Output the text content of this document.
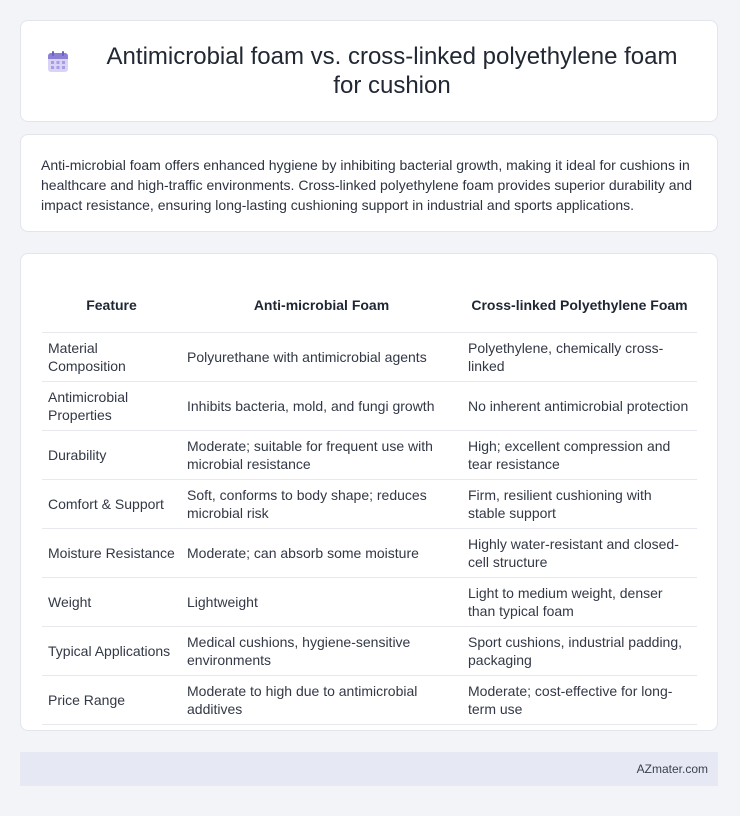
Antimicrobial foam vs. cross-linked polyethylene foam for cushion

Anti-microbial foam offers enhanced hygiene by inhibiting bacterial growth, making it ideal for cushions in healthcare and high-traffic environments. Cross-linked polyethylene foam provides superior durability and impact resistance, ensuring long-lasting cushioning support in industrial and sports applications.

Feature	Anti-microbial Foam	Cross-linked Polyethylene Foam
Material Composition	Polyurethane with antimicrobial agents	Polyethylene, chemically cross-linked
Antimicrobial Properties	Inhibits bacteria, mold, and fungi growth	No inherent antimicrobial protection
Durability	Moderate; suitable for frequent use with microbial resistance	High; excellent compression and tear resistance
Comfort & Support	Soft, conforms to body shape; reduces microbial risk	Firm, resilient cushioning with stable support
Moisture Resistance	Moderate; can absorb some moisture	Highly water-resistant and closed-cell structure
Weight	Lightweight	Light to medium weight, denser than typical foam
Typical Applications	Medical cushions, hygiene-sensitive environments	Sport cushions, industrial padding, packaging
Price Range	Moderate to high due to antimicrobial additives	Moderate; cost-effective for long-term use
AZmater.com
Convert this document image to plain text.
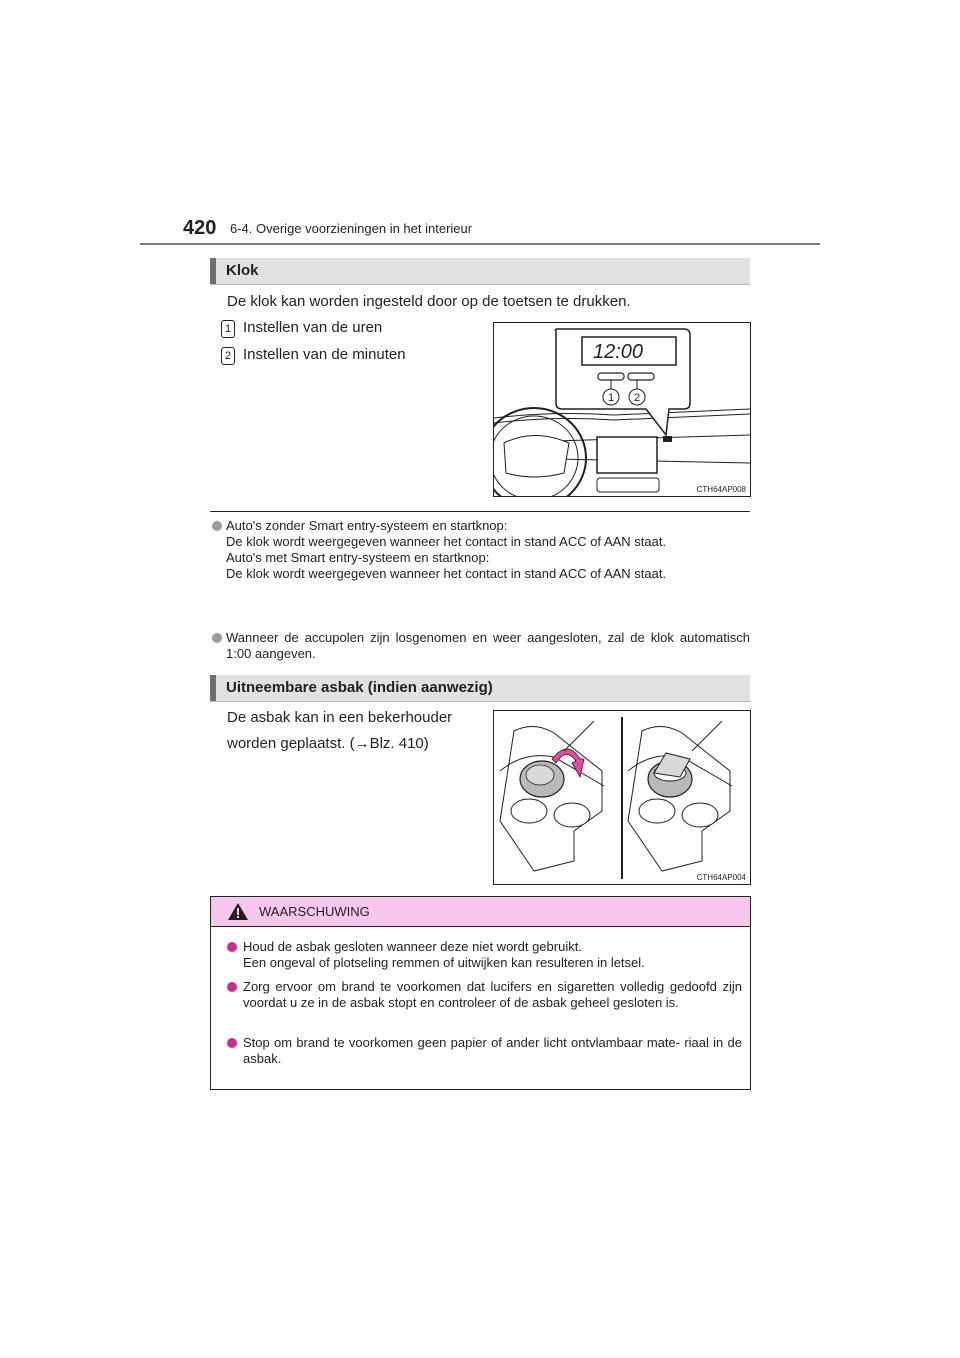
420 6-4. Overige voorzieningen in het interieur
Klok
De klok kan worden ingesteld door op de toetsen te drukken.
1 Instellen van de uren
2 Instellen van de minuten	12:00
1 2
CTH64AP008

Auto's zonder Smart entry-systeem en startknop:

De klok wordt weergegeven wanneer het contact in stand ACC of AAN staat.

Auto's met Smart entry-systeem en startknop:

De klok wordt weergegeven wanneer het contact in stand ACC of AAN staat.

Wanneer de accupolen zijn losgenomen en weer aangesloten, zal de klok automatisch 1:00 aangeven.

Uitneembare asbak (indien aanwezig)
De asbak kan in een bekerhouder
worden geplaatst. (→Blz. 410)
CTH64AP004
WAARSCHUWING
Houd de asbak gesloten wanneer deze niet wordt gebruikt.
Een ongeval of plotseling remmen of uitwijken kan resulteren in letsel.
Zorg ervoor om brand te voorkomen dat lucifers en sigaretten volledig gedoofd zijn voordat u ze in de asbak stopt en controleer of de asbak geheel gesloten is.
Stop om brand te voorkomen geen papier of ander licht ontvlambaar mate- riaal in de asbak.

_____

— TASK REQUIREMENTS —
From the entries above, pull out each line that includes "zijn".

— ANSWER SPACE —
Wanneer de accupolen zijn losgenomen en weer aangesloten, zal de klok automatisch 1:00 aangeven.
Zorg ervoor om brand te voorkomen dat lucifers en sigaretten volledig gedoofd zijn voordat u ze in de asbak stopt en controleer of de asbak geheel gesloten is.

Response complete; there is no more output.